LISTING:
————————
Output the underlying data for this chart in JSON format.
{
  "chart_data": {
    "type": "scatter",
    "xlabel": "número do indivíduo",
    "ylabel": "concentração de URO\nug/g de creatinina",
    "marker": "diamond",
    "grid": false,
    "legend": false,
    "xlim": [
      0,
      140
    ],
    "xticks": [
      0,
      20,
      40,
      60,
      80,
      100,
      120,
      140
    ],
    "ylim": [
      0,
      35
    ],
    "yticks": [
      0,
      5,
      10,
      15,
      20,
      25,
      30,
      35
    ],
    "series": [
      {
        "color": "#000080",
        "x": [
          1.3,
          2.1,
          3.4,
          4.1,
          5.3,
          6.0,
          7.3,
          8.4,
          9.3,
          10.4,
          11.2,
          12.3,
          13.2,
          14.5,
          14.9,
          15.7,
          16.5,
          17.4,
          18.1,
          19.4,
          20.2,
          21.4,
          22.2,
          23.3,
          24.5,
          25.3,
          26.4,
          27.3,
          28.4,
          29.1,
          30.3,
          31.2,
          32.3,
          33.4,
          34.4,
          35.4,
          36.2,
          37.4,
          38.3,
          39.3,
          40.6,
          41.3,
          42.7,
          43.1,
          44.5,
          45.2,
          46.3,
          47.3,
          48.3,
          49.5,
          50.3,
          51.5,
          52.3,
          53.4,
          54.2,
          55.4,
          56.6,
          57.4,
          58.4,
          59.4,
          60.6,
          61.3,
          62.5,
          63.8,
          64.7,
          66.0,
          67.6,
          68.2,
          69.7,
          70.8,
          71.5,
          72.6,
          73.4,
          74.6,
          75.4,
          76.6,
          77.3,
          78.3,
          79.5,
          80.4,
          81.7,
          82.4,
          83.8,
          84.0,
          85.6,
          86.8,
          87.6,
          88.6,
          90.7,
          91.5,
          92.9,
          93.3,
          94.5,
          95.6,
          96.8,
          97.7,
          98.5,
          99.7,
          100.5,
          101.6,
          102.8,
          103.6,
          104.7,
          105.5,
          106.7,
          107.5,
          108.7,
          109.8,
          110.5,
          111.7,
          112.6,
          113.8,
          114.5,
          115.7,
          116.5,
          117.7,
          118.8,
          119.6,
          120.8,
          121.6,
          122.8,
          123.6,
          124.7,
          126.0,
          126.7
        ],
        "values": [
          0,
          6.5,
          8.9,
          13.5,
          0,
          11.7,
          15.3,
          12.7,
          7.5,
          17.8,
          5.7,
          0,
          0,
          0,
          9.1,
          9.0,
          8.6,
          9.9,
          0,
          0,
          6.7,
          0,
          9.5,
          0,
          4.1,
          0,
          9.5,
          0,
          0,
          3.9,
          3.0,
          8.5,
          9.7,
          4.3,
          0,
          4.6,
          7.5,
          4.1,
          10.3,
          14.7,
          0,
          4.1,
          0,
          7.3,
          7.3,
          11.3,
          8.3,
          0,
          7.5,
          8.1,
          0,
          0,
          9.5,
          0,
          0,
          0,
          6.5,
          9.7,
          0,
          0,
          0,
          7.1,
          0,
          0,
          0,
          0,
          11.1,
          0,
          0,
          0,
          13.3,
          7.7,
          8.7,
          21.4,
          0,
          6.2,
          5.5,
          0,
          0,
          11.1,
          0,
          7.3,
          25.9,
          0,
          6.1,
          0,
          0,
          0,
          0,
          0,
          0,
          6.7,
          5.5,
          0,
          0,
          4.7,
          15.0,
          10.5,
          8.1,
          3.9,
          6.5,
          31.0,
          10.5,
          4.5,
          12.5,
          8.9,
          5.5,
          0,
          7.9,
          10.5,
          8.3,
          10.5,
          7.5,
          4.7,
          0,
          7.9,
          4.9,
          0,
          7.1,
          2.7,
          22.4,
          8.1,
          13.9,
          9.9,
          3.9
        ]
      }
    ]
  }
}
————————
WORK TO DO: Repeat every entry exactly, please.

SOLVED PROBLEM:
Output the underlying data for this chart in JSON format.
{
  "chart_data": {
    "type": "scatter",
    "xlabel": "número do indivíduo",
    "ylabel": "concentração de URO\nug/g de creatinina",
    "marker": "diamond",
    "grid": false,
    "legend": false,
    "xlim": [
      0,
      140
    ],
    "xticks": [
      0,
      20,
      40,
      60,
      80,
      100,
      120,
      140
    ],
    "ylim": [
      0,
      35
    ],
    "yticks": [
      0,
      5,
      10,
      15,
      20,
      25,
      30,
      35
    ],
    "series": [
      {
        "color": "#000080",
        "x": [
          1.3,
          2.1,
          3.4,
          4.1,
          5.3,
          6.0,
          7.3,
          8.4,
          9.3,
          10.4,
          11.2,
          12.3,
          13.2,
          14.5,
          14.9,
          15.7,
          16.5,
          17.4,
          18.1,
          19.4,
          20.2,
          21.4,
          22.2,
          23.3,
          24.5,
          25.3,
          26.4,
          27.3,
          28.4,
          29.1,
          30.3,
          31.2,
          32.3,
          33.4,
          34.4,
          35.4,
          36.2,
          37.4,
          38.3,
          39.3,
          40.6,
          41.3,
          42.7,
          43.1,
          44.5,
          45.2,
          46.3,
          47.3,
          48.3,
          49.5,
          50.3,
          51.5,
          52.3,
          53.4,
          54.2,
          55.4,
          56.6,
          57.4,
          58.4,
          59.4,
          60.6,
          61.3,
          62.5,
          63.8,
          64.7,
          66.0,
          67.6,
          68.2,
          69.7,
          70.8,
          71.5,
          72.6,
          73.4,
          74.6,
          75.4,
          76.6,
          77.3,
          78.3,
          79.5,
          80.4,
          81.7,
          82.4,
          83.8,
          84.0,
          85.6,
          86.8,
          87.6,
          88.6,
          90.7,
          91.5,
          92.9,
          93.3,
          94.5,
          95.6,
          96.8,
          97.7,
          98.5,
          99.7,
          100.5,
          101.6,
          102.8,
          103.6,
          104.7,
          105.5,
          106.7,
          107.5,
          108.7,
          109.8,
          110.5,
          111.7,
          112.6,
          113.8,
          114.5,
          115.7,
          116.5,
          117.7,
          118.8,
          119.6,
          120.8,
          121.6,
          122.8,
          123.6,
          124.7,
          126.0,
          126.7
        ],
        "values": [
          0,
          6.5,
          8.9,
          13.5,
          0,
          11.7,
          15.3,
          12.7,
          7.5,
          17.8,
          5.7,
          0,
          0,
          0,
          9.1,
          9.0,
          8.6,
          9.9,
          0,
          0,
          6.7,
          0,
          9.5,
          0,
          4.1,
          0,
          9.5,
          0,
          0,
          3.9,
          3.0,
          8.5,
          9.7,
          4.3,
          0,
          4.6,
          7.5,
          4.1,
          10.3,
          14.7,
          0,
          4.1,
          0,
          7.3,
          7.3,
          11.3,
          8.3,
          0,
          7.5,
          8.1,
          0,
          0,
          9.5,
          0,
          0,
          0,
          6.5,
          9.7,
          0,
          0,
          0,
          7.1,
          0,
          0,
          0,
          0,
          11.1,
          0,
          0,
          0,
          13.3,
          7.7,
          8.7,
          21.4,
          0,
          6.2,
          5.5,
          0,
          0,
          11.1,
          0,
          7.3,
          25.9,
          0,
          6.1,
          0,
          0,
          0,
          0,
          0,
          0,
          6.7,
          5.5,
          0,
          0,
          4.7,
          15.0,
          10.5,
          8.1,
          3.9,
          6.5,
          31.0,
          10.5,
          4.5,
          12.5,
          8.9,
          5.5,
          0,
          7.9,
          10.5,
          8.3,
          10.5,
          7.5,
          4.7,
          0,
          7.9,
          4.9,
          0,
          7.1,
          2.7,
          22.4,
          8.1,
          13.9,
          9.9,
          3.9
        ]
      }
    ]
  }
}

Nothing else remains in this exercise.